### Problem to solve
Work out how many lines in the data hold the word "регионального", and reply with that number only.

### Data extracted from a collection
-------

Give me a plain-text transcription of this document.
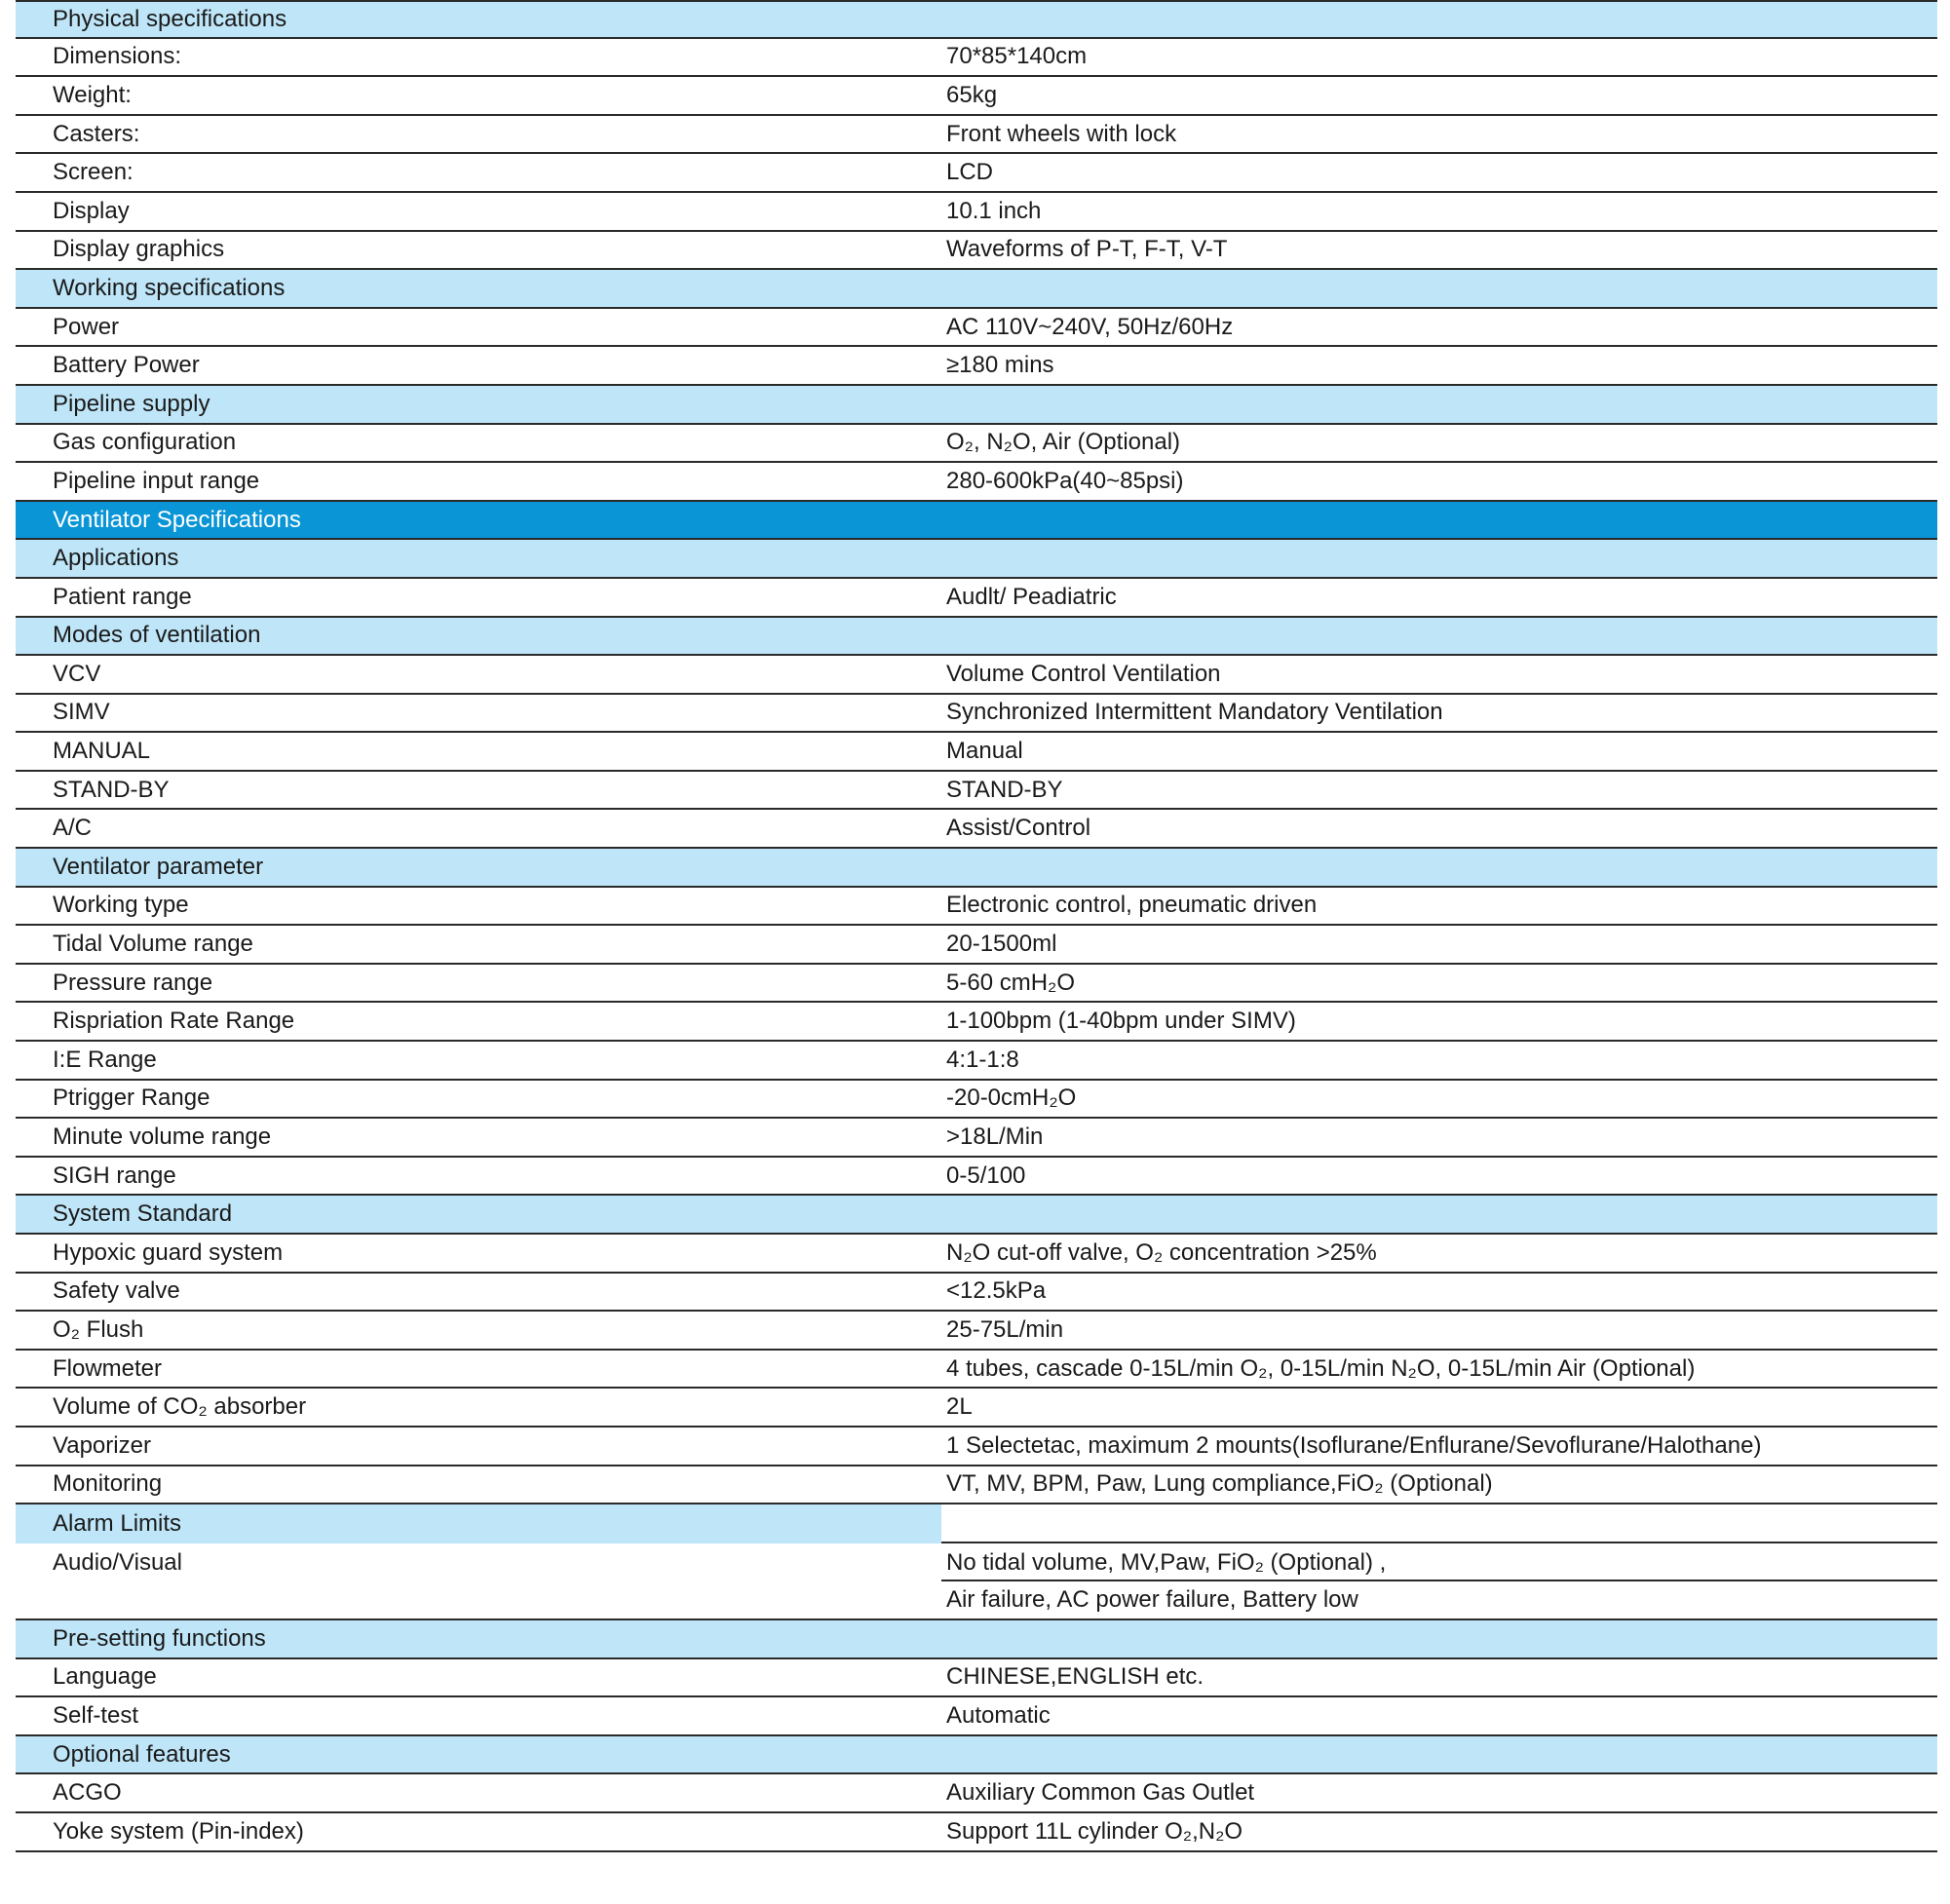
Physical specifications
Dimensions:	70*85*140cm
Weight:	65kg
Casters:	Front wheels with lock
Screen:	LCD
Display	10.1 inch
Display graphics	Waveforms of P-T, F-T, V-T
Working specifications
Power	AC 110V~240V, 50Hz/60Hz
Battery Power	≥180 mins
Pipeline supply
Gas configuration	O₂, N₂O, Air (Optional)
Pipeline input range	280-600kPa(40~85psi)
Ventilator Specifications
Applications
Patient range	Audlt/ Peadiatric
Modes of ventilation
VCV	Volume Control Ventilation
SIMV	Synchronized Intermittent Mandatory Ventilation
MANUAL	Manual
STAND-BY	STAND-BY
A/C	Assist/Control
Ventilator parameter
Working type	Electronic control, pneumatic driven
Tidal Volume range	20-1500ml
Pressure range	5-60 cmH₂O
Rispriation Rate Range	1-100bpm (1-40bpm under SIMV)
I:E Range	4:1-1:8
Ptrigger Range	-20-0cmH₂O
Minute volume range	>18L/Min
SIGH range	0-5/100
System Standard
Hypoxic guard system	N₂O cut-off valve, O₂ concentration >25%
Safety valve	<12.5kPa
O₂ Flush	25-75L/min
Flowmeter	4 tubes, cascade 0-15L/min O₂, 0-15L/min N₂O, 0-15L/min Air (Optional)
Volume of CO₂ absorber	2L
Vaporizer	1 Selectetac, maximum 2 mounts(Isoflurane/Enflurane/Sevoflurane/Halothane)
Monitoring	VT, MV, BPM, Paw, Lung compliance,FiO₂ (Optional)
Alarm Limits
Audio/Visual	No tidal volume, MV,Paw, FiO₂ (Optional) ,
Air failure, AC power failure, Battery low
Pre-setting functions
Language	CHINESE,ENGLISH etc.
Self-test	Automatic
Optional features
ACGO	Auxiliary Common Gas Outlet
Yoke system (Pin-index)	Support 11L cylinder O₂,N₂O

-------

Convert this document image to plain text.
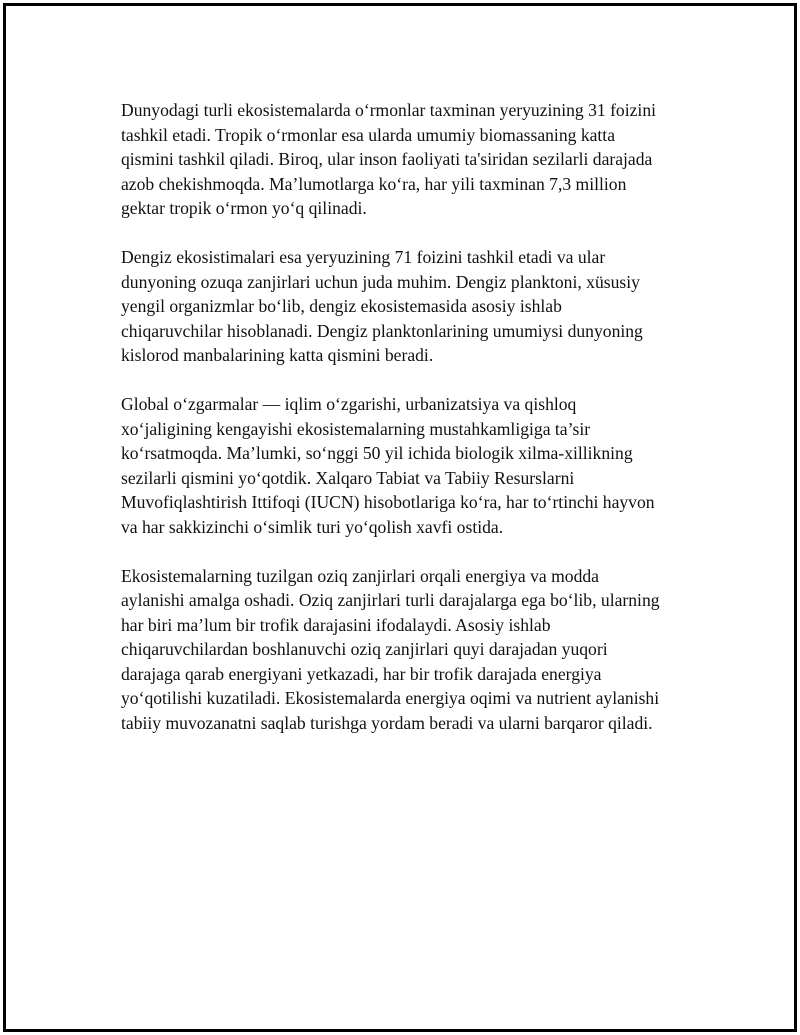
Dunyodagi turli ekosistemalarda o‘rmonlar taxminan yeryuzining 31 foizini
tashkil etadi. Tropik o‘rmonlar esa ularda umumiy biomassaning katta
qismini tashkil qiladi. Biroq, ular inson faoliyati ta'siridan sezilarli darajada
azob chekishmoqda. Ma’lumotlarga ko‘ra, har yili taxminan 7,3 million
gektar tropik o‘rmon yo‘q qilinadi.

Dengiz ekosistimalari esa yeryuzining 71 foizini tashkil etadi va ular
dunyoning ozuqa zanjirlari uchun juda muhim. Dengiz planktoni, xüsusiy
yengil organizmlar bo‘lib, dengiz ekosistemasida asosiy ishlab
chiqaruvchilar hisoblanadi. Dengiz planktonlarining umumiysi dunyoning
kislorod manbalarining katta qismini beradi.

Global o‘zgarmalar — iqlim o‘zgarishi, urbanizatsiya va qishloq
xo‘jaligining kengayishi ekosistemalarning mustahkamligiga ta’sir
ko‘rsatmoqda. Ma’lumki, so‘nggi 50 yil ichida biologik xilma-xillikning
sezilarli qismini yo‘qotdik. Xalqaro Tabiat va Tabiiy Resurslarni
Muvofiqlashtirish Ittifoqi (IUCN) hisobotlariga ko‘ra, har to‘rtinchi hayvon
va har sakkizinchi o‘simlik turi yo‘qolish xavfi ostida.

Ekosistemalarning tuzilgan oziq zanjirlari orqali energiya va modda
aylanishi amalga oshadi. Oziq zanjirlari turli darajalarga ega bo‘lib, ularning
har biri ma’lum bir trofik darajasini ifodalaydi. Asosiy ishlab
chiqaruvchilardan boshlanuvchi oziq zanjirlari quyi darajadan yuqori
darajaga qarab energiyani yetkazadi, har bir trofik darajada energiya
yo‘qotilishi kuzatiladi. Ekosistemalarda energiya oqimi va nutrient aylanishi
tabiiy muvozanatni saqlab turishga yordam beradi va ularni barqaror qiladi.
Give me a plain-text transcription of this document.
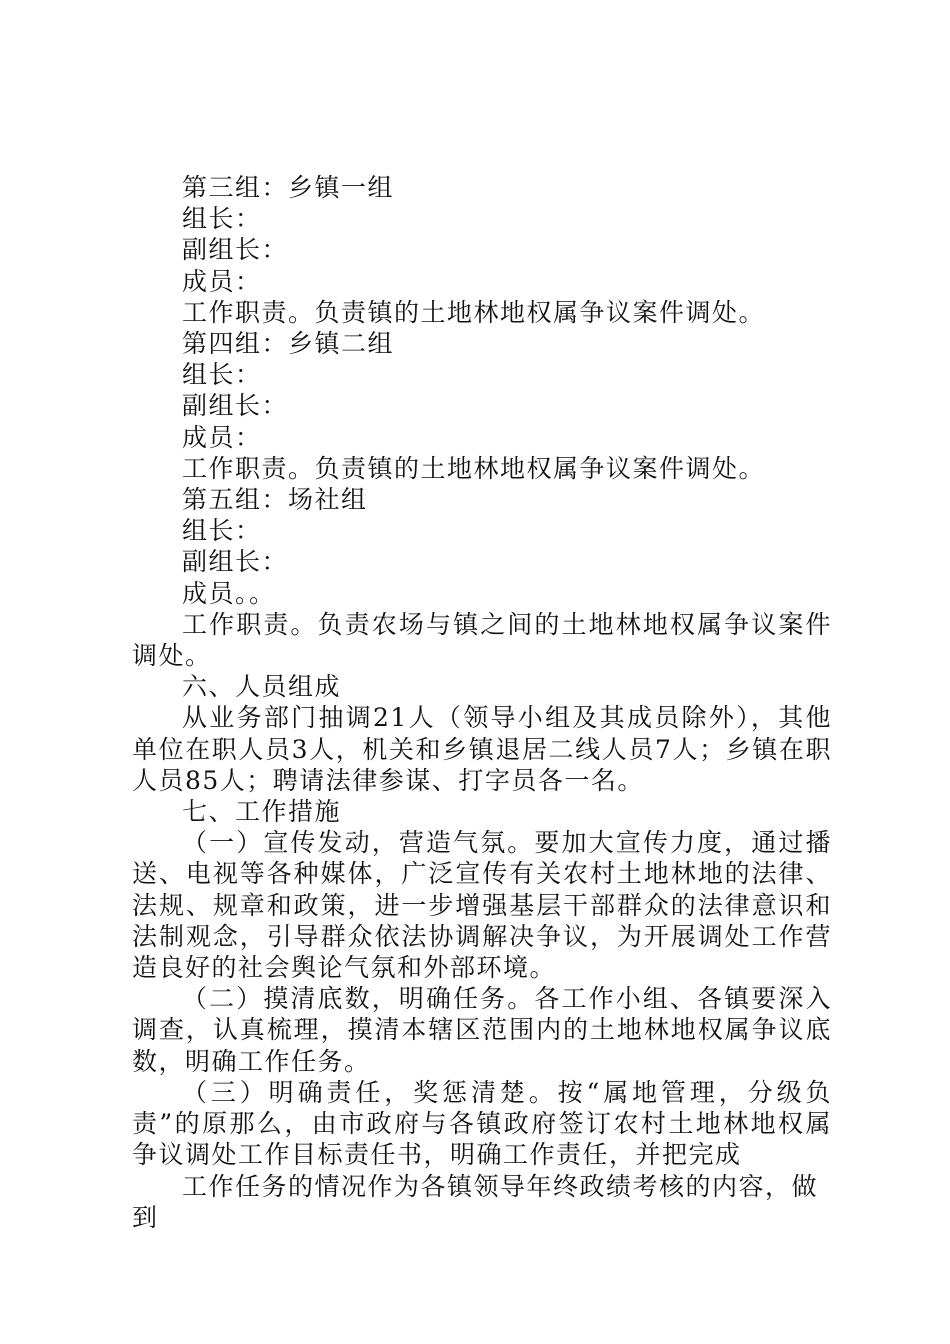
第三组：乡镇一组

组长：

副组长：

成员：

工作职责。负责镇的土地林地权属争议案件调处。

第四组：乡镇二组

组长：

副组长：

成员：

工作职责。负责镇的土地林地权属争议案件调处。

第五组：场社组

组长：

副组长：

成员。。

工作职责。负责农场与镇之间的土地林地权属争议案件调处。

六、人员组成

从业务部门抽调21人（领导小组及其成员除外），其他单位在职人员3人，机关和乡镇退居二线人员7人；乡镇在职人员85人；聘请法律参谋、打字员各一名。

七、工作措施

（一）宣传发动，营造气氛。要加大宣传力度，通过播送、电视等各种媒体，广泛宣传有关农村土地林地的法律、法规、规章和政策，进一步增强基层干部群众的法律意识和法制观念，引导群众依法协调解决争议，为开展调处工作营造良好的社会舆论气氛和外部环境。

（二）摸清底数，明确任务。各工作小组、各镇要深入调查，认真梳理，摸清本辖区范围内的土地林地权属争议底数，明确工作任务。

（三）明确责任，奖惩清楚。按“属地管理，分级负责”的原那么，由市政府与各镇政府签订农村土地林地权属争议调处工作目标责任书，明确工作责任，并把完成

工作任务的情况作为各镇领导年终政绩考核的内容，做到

-------

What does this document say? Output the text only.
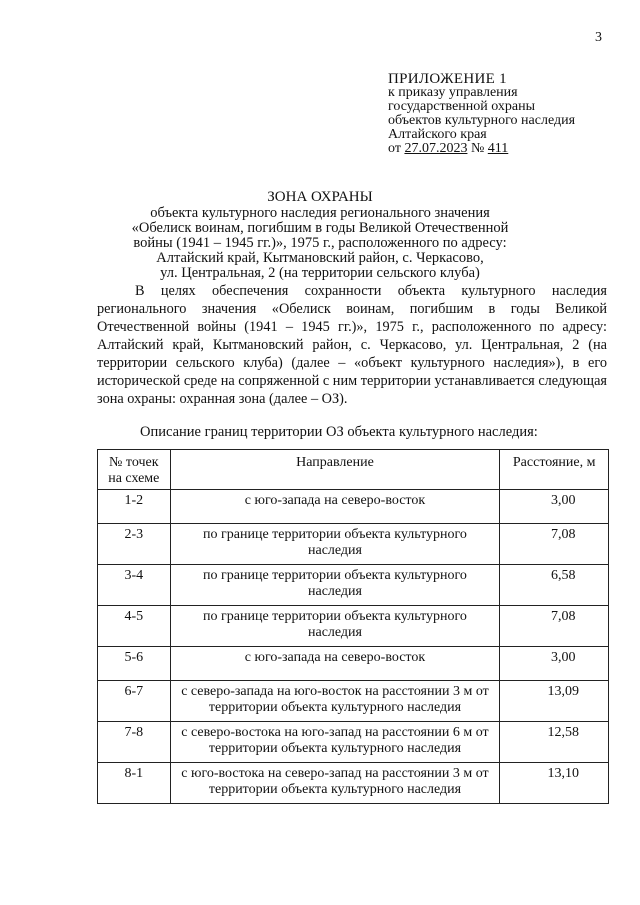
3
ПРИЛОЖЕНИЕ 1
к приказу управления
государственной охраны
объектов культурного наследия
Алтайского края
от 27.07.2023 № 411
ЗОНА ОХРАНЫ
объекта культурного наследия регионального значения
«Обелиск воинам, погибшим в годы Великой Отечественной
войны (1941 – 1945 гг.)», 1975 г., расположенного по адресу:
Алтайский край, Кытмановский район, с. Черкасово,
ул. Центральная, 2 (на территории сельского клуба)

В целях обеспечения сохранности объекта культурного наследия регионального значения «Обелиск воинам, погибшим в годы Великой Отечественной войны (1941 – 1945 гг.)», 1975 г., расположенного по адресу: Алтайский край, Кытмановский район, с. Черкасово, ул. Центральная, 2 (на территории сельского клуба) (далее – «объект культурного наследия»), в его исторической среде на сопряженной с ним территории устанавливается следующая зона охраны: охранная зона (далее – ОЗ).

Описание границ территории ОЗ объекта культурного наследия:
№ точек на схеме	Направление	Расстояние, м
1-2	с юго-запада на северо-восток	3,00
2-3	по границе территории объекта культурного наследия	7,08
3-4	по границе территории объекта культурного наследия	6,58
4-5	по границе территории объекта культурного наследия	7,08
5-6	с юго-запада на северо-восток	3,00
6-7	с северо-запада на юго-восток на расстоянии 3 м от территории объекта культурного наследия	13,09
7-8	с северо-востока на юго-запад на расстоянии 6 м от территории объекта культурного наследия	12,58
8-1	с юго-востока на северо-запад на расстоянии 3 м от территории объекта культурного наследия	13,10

-------

### Response
2